*Directive*
Print out each record below, unaltered and complete, without its images.

*Material*
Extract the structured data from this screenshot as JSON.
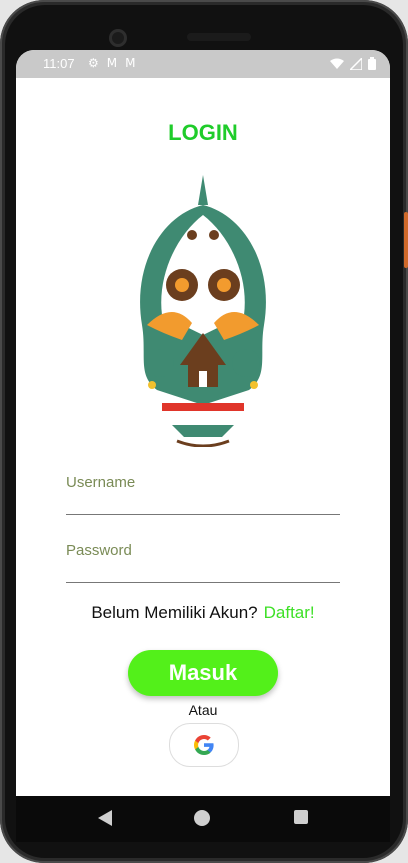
{
  "status": {
    "time": "11:07",
    "left_icons": [
      "gear-icon",
      "gmail-icon",
      "gmail-icon-2"
    ],
    "right_icons": [
      "wifi-icon",
      "signal-icon",
      "battery-icon"
    ]
  },
  "login": {
    "title": "LOGIN",
    "username_label": "Username",
    "password_label": "Password",
    "signup_prompt": "Belum Memiliki Akun?",
    "signup_link": "Daftar!",
    "submit_label": "Masuk",
    "alt_label": "Atau"
  },
  "icons": {
    "logo": "gunungan-wayang-logo-icon",
    "google": "google-icon"
  },
  "colors": {
    "title": "#1fcc2a",
    "button": "#53f01a",
    "link": "#3ee027"
  }
}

*Response to the exercise*
Extract the structured data from this screenshot as JSON.
{
  "status": {
    "time": "11:07",
    "left_icons": [
      "gear-icon",
      "gmail-icon",
      "gmail-icon-2"
    ],
    "right_icons": [
      "wifi-icon",
      "signal-icon",
      "battery-icon"
    ]
  },
  "login": {
    "title": "LOGIN",
    "username_label": "Username",
    "password_label": "Password",
    "signup_prompt": "Belum Memiliki Akun?",
    "signup_link": "Daftar!",
    "submit_label": "Masuk",
    "alt_label": "Atau"
  },
  "icons": {
    "logo": "gunungan-wayang-logo-icon",
    "google": "google-icon"
  },
  "colors": {
    "title": "#1fcc2a",
    "button": "#53f01a",
    "link": "#3ee027"
  }
}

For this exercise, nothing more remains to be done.